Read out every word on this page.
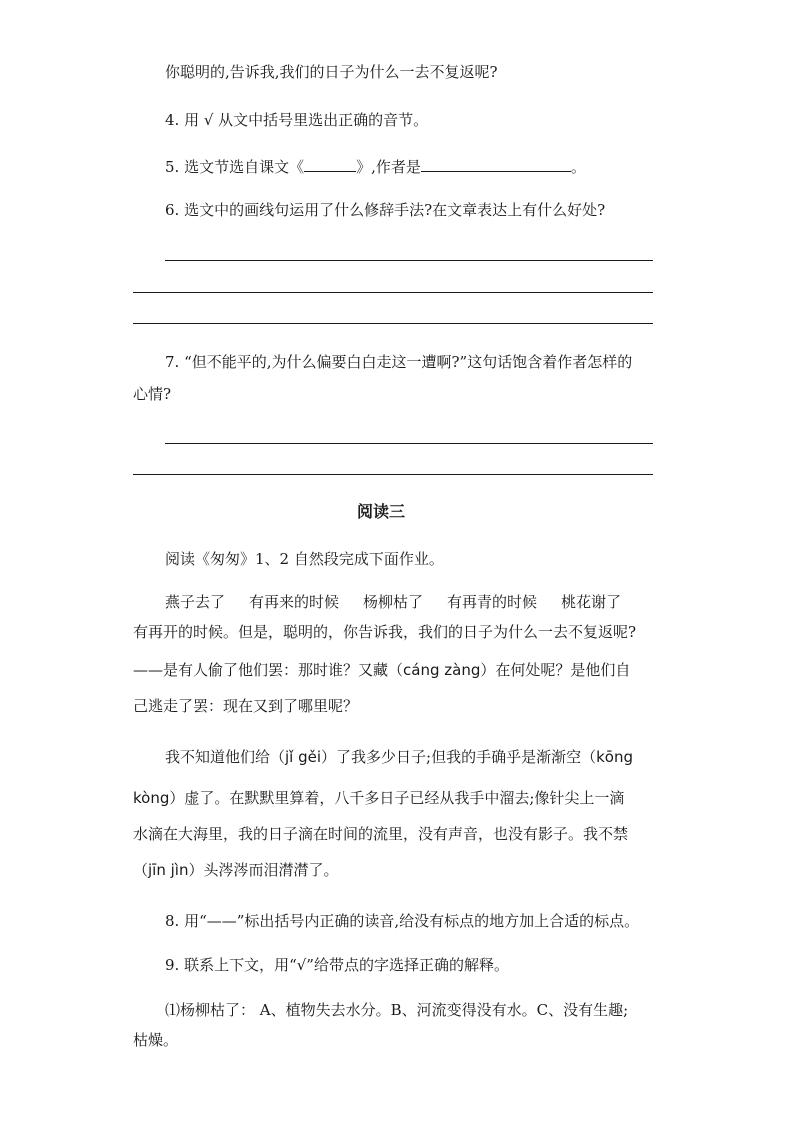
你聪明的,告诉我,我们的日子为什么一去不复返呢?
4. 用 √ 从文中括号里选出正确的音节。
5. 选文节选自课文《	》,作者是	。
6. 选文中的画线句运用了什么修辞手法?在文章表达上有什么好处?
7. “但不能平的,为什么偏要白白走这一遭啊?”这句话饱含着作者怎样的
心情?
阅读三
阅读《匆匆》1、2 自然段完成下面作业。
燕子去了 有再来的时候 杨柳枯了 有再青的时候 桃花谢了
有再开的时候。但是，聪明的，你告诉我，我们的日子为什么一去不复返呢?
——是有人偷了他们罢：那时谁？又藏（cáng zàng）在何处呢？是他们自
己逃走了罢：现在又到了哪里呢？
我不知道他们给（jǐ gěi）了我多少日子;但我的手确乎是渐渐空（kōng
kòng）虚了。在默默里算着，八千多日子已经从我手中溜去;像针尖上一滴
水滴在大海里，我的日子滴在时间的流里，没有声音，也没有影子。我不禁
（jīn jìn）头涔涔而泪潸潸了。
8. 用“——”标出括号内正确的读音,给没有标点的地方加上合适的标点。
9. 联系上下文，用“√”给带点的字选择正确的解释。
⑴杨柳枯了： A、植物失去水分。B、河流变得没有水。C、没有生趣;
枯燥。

======

Aim of the exercise
Keep the pictures out of the copy and return the rest of the data above exactly.

Worked solution
Read out every word on this page.
你聪明的,告诉我,我们的日子为什么一去不复返呢?
4. 用 √ 从文中括号里选出正确的音节。
5. 选文节选自课文《	》,作者是	。
6. 选文中的画线句运用了什么修辞手法?在文章表达上有什么好处?
7. “但不能平的,为什么偏要白白走这一遭啊?”这句话饱含着作者怎样的
心情?
阅读三
阅读《匆匆》1、2 自然段完成下面作业。
燕子去了 有再来的时候 杨柳枯了 有再青的时候 桃花谢了
有再开的时候。但是，聪明的，你告诉我，我们的日子为什么一去不复返呢?
——是有人偷了他们罢：那时谁？又藏（cáng zàng）在何处呢？是他们自
己逃走了罢：现在又到了哪里呢？
我不知道他们给（jǐ gěi）了我多少日子;但我的手确乎是渐渐空（kōng
kòng）虚了。在默默里算着，八千多日子已经从我手中溜去;像针尖上一滴
水滴在大海里，我的日子滴在时间的流里，没有声音，也没有影子。我不禁
（jīn jìn）头涔涔而泪潸潸了。
8. 用“——”标出括号内正确的读音,给没有标点的地方加上合适的标点。
9. 联系上下文，用“√”给带点的字选择正确的解释。
⑴杨柳枯了： A、植物失去水分。B、河流变得没有水。C、没有生趣;
枯燥。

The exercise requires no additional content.